**Task to carry out**:
In the records below, pick out all lines containing the word "this".

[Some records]
+++
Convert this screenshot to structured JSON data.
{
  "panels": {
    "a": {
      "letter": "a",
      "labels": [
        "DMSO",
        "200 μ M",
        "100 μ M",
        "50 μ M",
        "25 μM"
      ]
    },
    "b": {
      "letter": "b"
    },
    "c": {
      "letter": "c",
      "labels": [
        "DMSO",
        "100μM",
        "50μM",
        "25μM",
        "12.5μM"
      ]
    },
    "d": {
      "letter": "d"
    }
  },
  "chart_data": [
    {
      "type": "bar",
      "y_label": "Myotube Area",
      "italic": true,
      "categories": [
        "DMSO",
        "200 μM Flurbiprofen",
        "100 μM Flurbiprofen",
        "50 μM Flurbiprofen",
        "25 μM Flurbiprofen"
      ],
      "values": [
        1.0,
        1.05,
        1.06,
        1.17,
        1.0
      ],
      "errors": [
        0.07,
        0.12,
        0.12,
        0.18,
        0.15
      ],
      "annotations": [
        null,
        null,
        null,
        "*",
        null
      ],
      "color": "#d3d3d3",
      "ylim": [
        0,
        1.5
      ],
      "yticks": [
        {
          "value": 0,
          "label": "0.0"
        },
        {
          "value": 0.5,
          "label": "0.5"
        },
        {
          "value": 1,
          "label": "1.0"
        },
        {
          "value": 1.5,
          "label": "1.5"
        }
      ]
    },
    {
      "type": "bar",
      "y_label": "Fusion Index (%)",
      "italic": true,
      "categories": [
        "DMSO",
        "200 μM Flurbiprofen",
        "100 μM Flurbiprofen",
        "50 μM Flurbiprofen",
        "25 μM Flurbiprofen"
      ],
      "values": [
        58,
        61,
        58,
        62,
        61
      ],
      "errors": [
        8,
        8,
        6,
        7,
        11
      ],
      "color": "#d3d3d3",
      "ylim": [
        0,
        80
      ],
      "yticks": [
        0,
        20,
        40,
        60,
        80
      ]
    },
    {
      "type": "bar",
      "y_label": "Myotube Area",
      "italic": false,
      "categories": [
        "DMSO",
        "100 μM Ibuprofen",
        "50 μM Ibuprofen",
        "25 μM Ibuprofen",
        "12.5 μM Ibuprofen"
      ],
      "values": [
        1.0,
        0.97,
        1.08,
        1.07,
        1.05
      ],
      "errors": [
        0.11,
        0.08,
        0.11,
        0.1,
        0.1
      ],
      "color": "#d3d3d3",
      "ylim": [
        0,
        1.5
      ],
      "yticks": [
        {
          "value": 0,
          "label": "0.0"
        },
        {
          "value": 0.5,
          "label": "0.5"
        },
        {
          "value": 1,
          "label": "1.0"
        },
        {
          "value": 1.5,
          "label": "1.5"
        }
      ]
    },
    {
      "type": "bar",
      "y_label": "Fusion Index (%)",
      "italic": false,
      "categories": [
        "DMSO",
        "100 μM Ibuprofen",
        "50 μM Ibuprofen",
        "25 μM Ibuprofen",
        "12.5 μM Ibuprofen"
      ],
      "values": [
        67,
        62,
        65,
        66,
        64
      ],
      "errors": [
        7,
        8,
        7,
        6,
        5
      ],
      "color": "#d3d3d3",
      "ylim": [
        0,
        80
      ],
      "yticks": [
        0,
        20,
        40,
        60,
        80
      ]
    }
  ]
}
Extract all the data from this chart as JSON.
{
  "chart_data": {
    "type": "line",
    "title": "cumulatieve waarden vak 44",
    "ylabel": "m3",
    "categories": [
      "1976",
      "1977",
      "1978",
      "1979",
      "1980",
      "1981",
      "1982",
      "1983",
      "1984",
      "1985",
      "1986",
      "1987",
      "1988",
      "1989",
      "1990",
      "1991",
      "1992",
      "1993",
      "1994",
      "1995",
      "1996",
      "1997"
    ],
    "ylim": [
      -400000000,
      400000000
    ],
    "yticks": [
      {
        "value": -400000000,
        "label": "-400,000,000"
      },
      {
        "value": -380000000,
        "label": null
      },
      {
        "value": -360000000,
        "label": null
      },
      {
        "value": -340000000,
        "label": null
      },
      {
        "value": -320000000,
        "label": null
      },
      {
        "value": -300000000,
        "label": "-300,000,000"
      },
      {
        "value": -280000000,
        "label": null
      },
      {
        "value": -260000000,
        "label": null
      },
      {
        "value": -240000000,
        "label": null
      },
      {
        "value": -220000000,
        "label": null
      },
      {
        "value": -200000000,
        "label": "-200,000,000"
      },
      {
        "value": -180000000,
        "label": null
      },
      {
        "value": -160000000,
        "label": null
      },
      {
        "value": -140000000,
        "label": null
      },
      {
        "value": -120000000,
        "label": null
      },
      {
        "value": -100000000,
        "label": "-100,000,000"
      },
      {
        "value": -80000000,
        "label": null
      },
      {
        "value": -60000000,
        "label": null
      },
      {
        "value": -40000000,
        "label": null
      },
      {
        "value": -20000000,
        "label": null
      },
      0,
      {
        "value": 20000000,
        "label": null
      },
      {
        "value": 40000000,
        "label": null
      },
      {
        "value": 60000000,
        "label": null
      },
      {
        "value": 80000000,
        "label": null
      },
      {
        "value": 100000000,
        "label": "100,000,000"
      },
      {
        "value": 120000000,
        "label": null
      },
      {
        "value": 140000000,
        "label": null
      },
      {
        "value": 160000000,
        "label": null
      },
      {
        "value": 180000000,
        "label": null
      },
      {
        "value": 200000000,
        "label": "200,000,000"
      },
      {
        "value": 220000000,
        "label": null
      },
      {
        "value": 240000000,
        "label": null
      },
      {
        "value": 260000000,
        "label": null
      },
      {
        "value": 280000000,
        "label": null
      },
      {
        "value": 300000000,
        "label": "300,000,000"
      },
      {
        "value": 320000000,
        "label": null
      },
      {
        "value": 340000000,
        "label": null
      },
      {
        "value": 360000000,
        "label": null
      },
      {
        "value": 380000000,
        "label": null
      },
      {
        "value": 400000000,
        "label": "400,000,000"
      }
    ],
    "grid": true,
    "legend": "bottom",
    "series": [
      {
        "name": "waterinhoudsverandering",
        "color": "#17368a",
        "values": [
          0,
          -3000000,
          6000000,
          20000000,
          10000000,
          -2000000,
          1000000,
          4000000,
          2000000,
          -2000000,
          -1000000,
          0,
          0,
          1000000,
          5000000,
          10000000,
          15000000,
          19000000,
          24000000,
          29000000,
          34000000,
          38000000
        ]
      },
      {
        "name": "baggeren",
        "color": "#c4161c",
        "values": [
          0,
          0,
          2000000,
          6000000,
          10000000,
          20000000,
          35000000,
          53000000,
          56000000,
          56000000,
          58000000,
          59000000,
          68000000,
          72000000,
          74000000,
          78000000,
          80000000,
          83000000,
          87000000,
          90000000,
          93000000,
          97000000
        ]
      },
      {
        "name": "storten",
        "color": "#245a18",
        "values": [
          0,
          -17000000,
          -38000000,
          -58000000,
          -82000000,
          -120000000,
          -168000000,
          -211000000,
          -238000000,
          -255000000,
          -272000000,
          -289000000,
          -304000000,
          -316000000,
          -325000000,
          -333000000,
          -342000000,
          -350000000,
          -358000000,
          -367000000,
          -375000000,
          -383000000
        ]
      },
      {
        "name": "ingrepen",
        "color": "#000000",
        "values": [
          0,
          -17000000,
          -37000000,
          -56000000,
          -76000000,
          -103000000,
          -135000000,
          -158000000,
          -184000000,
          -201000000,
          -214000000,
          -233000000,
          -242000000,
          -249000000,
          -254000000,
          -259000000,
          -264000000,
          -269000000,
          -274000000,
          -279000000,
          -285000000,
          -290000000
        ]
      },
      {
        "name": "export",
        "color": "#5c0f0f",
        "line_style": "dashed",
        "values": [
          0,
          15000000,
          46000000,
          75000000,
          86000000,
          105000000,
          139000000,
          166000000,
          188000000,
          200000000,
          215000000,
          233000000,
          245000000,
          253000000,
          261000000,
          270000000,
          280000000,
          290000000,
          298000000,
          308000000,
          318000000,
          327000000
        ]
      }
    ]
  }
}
+++
**Solution**:
Convert this screenshot to structured JSON data.
Extract all the data from this chart as JSON.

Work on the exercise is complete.